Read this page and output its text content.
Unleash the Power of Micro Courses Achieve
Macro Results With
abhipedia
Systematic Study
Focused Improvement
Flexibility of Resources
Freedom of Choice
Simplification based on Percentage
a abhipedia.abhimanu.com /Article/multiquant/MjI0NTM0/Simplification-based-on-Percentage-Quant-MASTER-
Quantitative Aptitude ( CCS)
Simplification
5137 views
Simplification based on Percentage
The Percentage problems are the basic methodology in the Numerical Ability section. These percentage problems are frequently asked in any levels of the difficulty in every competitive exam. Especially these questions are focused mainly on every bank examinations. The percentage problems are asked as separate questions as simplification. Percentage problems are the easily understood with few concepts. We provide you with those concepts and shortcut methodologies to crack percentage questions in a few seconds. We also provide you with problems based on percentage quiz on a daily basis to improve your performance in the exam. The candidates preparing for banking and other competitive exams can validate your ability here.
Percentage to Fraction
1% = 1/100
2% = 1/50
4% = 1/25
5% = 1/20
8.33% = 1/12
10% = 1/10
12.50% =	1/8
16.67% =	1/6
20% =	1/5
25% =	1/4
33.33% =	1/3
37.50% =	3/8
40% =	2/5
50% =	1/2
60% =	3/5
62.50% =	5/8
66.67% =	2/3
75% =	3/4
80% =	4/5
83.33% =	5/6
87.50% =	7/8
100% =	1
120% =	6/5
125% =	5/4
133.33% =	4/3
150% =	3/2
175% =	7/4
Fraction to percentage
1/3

══════════════════════════════

# What you will do
Copy all data exactly, start to finish.

# Problem solution
Read this page and output its text content.
Unleash the Power of Micro Courses Achieve
Macro Results With
abhipedia
Systematic Study
Focused Improvement
Flexibility of Resources
Freedom of Choice
Simplification based on Percentage
a abhipedia.abhimanu.com /Article/multiquant/MjI0NTM0/Simplification-based-on-Percentage-Quant-MASTER-
Quantitative Aptitude ( CCS)
Simplification
5137 views
Simplification based on Percentage
The Percentage problems are the basic methodology in the Numerical Ability section. These percentage problems are frequently asked in any levels of the difficulty in every competitive exam. Especially these questions are focused mainly on every bank examinations. The percentage problems are asked as separate questions as simplification. Percentage problems are the easily understood with few concepts. We provide you with those concepts and shortcut methodologies to crack percentage questions in a few seconds. We also provide you with problems based on percentage quiz on a daily basis to improve your performance in the exam. The candidates preparing for banking and other competitive exams can validate your ability here.
Percentage to Fraction
1% = 1/100
2% = 1/50
4% = 1/25
5% = 1/20
8.33% = 1/12
10% = 1/10
12.50% =	1/8
16.67% =	1/6
20% =	1/5
25% =	1/4
33.33% =	1/3
37.50% =	3/8
40% =	2/5
50% =	1/2
60% =	3/5
62.50% =	5/8
66.67% =	2/3
75% =	3/4
80% =	4/5
83.33% =	5/6
87.50% =	7/8
100% =	1
120% =	6/5
125% =	5/4
133.33% =	4/3
150% =	3/2
175% =	7/4
Fraction to percentage
1/3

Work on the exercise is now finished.